### WHAT TO WORK ON
Write out all the lines again, precisely as they stand, but without the images.

== DATASET ENTRIES ==

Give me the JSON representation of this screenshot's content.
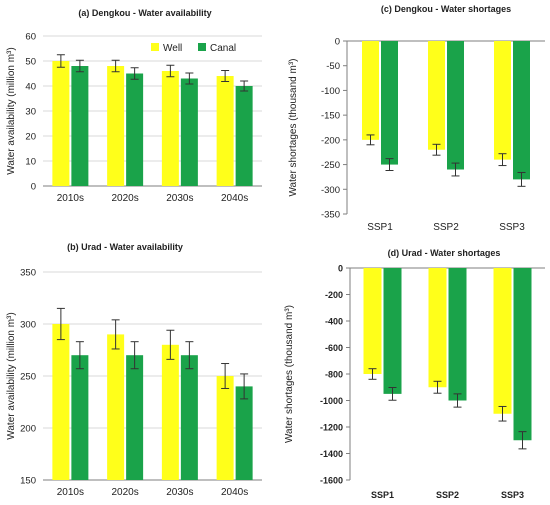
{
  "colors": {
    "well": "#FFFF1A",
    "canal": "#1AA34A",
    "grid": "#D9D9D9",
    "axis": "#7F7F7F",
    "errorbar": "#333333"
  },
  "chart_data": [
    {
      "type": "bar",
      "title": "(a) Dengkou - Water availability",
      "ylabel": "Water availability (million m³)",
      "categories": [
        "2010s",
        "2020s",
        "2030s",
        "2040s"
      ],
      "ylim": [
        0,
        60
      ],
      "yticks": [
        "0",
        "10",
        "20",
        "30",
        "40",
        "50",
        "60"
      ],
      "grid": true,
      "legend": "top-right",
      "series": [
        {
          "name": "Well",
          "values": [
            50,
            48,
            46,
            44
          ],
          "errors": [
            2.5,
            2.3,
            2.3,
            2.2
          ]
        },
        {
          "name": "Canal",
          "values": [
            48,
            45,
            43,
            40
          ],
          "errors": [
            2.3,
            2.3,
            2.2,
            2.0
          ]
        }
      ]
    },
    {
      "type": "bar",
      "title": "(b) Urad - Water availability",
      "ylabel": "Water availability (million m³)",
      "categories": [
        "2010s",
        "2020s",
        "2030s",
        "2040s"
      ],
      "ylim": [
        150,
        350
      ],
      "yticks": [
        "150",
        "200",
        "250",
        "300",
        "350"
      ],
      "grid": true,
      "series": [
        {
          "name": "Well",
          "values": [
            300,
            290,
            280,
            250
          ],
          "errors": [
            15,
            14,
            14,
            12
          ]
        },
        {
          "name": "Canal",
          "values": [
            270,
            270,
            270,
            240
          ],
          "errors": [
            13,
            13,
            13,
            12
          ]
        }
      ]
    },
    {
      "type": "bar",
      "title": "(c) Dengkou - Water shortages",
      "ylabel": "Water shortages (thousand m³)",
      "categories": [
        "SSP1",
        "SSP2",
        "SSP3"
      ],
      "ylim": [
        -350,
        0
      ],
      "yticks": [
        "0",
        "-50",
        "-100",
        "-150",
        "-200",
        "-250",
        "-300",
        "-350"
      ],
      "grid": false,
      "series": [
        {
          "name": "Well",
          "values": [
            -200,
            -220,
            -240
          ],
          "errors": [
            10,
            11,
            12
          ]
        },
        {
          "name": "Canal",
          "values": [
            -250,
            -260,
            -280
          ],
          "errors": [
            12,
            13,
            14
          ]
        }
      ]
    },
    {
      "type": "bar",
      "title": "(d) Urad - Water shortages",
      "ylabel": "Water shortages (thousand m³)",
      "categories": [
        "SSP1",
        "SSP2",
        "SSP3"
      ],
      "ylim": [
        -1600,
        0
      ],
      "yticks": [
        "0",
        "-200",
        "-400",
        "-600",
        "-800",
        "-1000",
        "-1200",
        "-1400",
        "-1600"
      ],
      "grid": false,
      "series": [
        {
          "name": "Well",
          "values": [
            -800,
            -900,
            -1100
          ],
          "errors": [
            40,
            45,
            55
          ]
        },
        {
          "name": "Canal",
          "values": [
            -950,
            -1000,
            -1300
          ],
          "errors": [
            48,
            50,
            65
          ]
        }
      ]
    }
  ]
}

===

### SOLUTION BELOW
Give me the JSON representation of this screenshot's content.
{
  "colors": {
    "well": "#FFFF1A",
    "canal": "#1AA34A",
    "grid": "#D9D9D9",
    "axis": "#7F7F7F",
    "errorbar": "#333333"
  },
  "chart_data": [
    {
      "type": "bar",
      "title": "(a) Dengkou - Water availability",
      "ylabel": "Water availability (million m³)",
      "categories": [
        "2010s",
        "2020s",
        "2030s",
        "2040s"
      ],
      "ylim": [
        0,
        60
      ],
      "yticks": [
        "0",
        "10",
        "20",
        "30",
        "40",
        "50",
        "60"
      ],
      "grid": true,
      "legend": "top-right",
      "series": [
        {
          "name": "Well",
          "values": [
            50,
            48,
            46,
            44
          ],
          "errors": [
            2.5,
            2.3,
            2.3,
            2.2
          ]
        },
        {
          "name": "Canal",
          "values": [
            48,
            45,
            43,
            40
          ],
          "errors": [
            2.3,
            2.3,
            2.2,
            2.0
          ]
        }
      ]
    },
    {
      "type": "bar",
      "title": "(b) Urad - Water availability",
      "ylabel": "Water availability (million m³)",
      "categories": [
        "2010s",
        "2020s",
        "2030s",
        "2040s"
      ],
      "ylim": [
        150,
        350
      ],
      "yticks": [
        "150",
        "200",
        "250",
        "300",
        "350"
      ],
      "grid": true,
      "series": [
        {
          "name": "Well",
          "values": [
            300,
            290,
            280,
            250
          ],
          "errors": [
            15,
            14,
            14,
            12
          ]
        },
        {
          "name": "Canal",
          "values": [
            270,
            270,
            270,
            240
          ],
          "errors": [
            13,
            13,
            13,
            12
          ]
        }
      ]
    },
    {
      "type": "bar",
      "title": "(c) Dengkou - Water shortages",
      "ylabel": "Water shortages (thousand m³)",
      "categories": [
        "SSP1",
        "SSP2",
        "SSP3"
      ],
      "ylim": [
        -350,
        0
      ],
      "yticks": [
        "0",
        "-50",
        "-100",
        "-150",
        "-200",
        "-250",
        "-300",
        "-350"
      ],
      "grid": false,
      "series": [
        {
          "name": "Well",
          "values": [
            -200,
            -220,
            -240
          ],
          "errors": [
            10,
            11,
            12
          ]
        },
        {
          "name": "Canal",
          "values": [
            -250,
            -260,
            -280
          ],
          "errors": [
            12,
            13,
            14
          ]
        }
      ]
    },
    {
      "type": "bar",
      "title": "(d) Urad - Water shortages",
      "ylabel": "Water shortages (thousand m³)",
      "categories": [
        "SSP1",
        "SSP2",
        "SSP3"
      ],
      "ylim": [
        -1600,
        0
      ],
      "yticks": [
        "0",
        "-200",
        "-400",
        "-600",
        "-800",
        "-1000",
        "-1200",
        "-1400",
        "-1600"
      ],
      "grid": false,
      "series": [
        {
          "name": "Well",
          "values": [
            -800,
            -900,
            -1100
          ],
          "errors": [
            40,
            45,
            55
          ]
        },
        {
          "name": "Canal",
          "values": [
            -950,
            -1000,
            -1300
          ],
          "errors": [
            48,
            50,
            65
          ]
        }
      ]
    }
  ]
}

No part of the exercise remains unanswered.